Do this
Reply only with how many lines contain the word "Test".

>> begin Available data

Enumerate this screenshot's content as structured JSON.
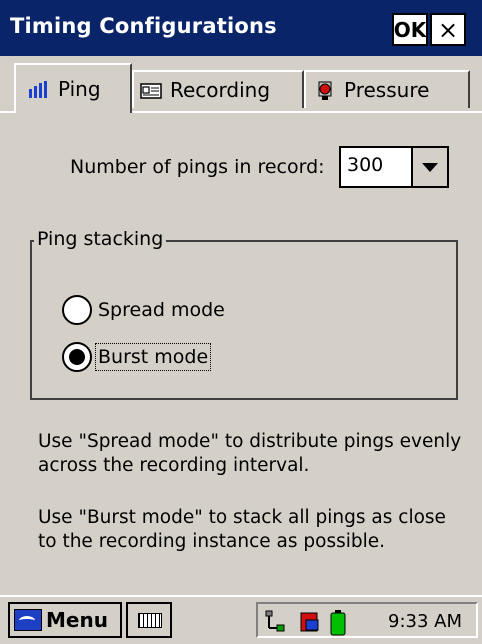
{
  "window": {
    "title": "Timing Configurations",
    "ok_label": "OK",
    "close_label": "×"
  },
  "tabs": [
    {
      "label": "Ping",
      "icon": "signal-bars-icon",
      "active": true
    },
    {
      "label": "Recording",
      "icon": "recording-icon",
      "active": false
    },
    {
      "label": "Pressure",
      "icon": "pressure-icon",
      "active": false
    }
  ],
  "pings": {
    "label": "Number of pings in record:",
    "value": "300"
  },
  "stacking": {
    "title": "Ping stacking",
    "options": [
      {
        "label": "Spread mode",
        "selected": false
      },
      {
        "label": "Burst mode",
        "selected": true
      }
    ]
  },
  "help": {
    "spread": "Use \"Spread mode\" to distribute pings evenly across the recording interval.",
    "burst": "Use \"Burst mode\" to stack all pings as close to the recording instance as possible."
  },
  "taskbar": {
    "menu_label": "Menu",
    "clock": "9:33 AM"
  },
  "colors": {
    "titlebar": "#0a246a",
    "face": "#d4d0c8"
  }
}
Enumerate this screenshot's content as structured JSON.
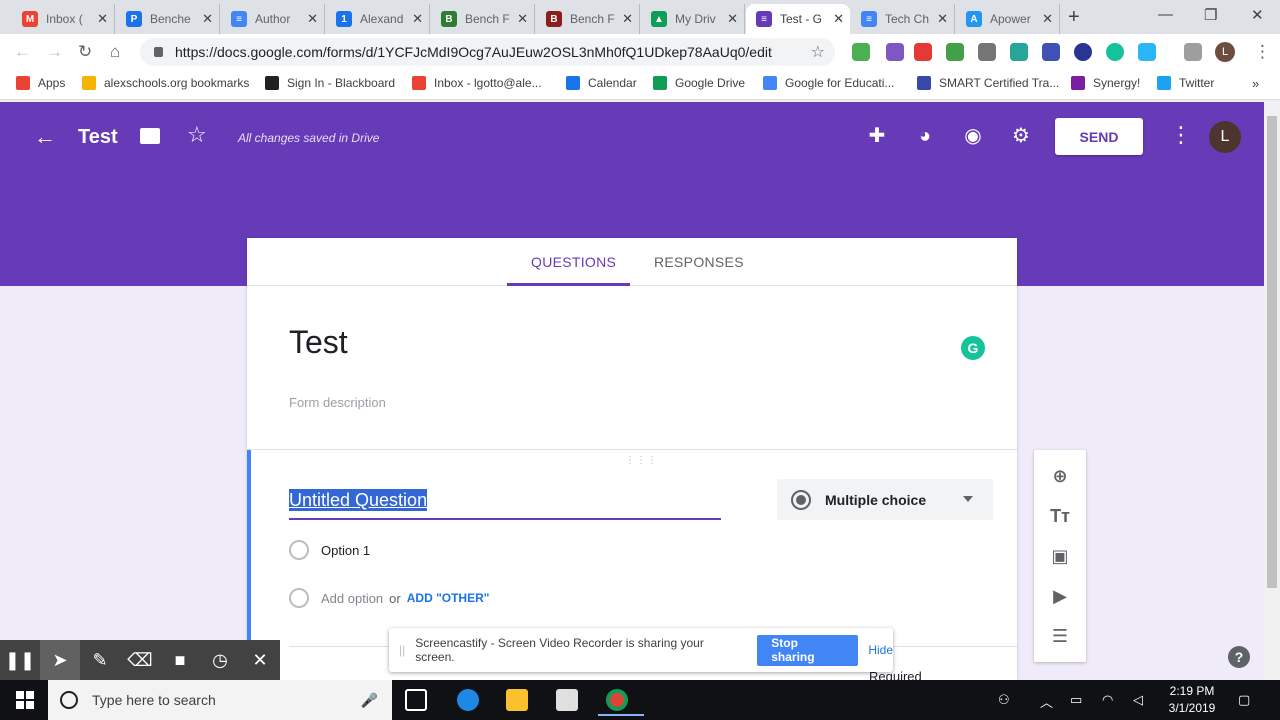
{
  "browser": {
    "tabs": [
      {
        "label": "Inbox (",
        "color": "#ea4335",
        "glyph": "M"
      },
      {
        "label": "Benche",
        "color": "#1a73e8",
        "glyph": "P"
      },
      {
        "label": "Author",
        "color": "#4285f4",
        "glyph": "≡"
      },
      {
        "label": "Alexand",
        "color": "#1a73e8",
        "glyph": "1"
      },
      {
        "label": "Bench F",
        "color": "#2e7d32",
        "glyph": "B"
      },
      {
        "label": "Bench F",
        "color": "#8d1c1c",
        "glyph": "B"
      },
      {
        "label": "My Driv",
        "color": "#0f9d58",
        "glyph": "▲"
      },
      {
        "label": "Test - G",
        "color": "#673ab7",
        "glyph": "≡"
      },
      {
        "label": "Tech Ch",
        "color": "#4285f4",
        "glyph": "≡"
      },
      {
        "label": "Apower",
        "color": "#2196f3",
        "glyph": "A"
      }
    ],
    "url": "https://docs.google.com/forms/d/1YCFJcMdI9Ocg7AuJEuw2OSL3nMh0fQ1UDkep78AaUq0/edit",
    "profile_initial": "L",
    "bookmarks": [
      {
        "label": "Apps",
        "color": "#ea4335"
      },
      {
        "label": "alexschools.org bookmarks",
        "color": "#f4b400"
      },
      {
        "label": "Sign In - Blackboard",
        "color": "#202124"
      },
      {
        "label": "Inbox - lgotto@ale...",
        "color": "#ea4335"
      },
      {
        "label": "Calendar",
        "color": "#1a73e8"
      },
      {
        "label": "Google Drive",
        "color": "#0f9d58"
      },
      {
        "label": "Google for Educati...",
        "color": "#4285f4"
      },
      {
        "label": "SMART Certified Tra...",
        "color": "#3949ab"
      },
      {
        "label": "Synergy!",
        "color": "#7b1fa2"
      },
      {
        "label": "Twitter",
        "color": "#1da1f2"
      }
    ]
  },
  "forms": {
    "title": "Test",
    "saved_status": "All changes saved in Drive",
    "send_label": "SEND",
    "avatar_initial": "L",
    "tabs": {
      "questions": "QUESTIONS",
      "responses": "RESPONSES"
    },
    "form_title": "Test",
    "form_description_placeholder": "Form description",
    "question": {
      "title": "Untitled Question",
      "type": "Multiple choice",
      "option1": "Option 1",
      "add_option": "Add option",
      "or": "or",
      "add_other": "ADD \"OTHER\"",
      "required": "Required"
    }
  },
  "screencastify": {
    "message": "Screencastify - Screen Video Recorder is sharing your screen.",
    "stop_label": "Stop sharing",
    "hide_label": "Hide"
  },
  "taskbar": {
    "search_placeholder": "Type here to search",
    "time": "2:19 PM",
    "date": "3/1/2019"
  },
  "colors": {
    "forms_purple": "#673ab7",
    "accent_blue": "#4285f4"
  }
}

>> end Available data

Answer to this exercise
3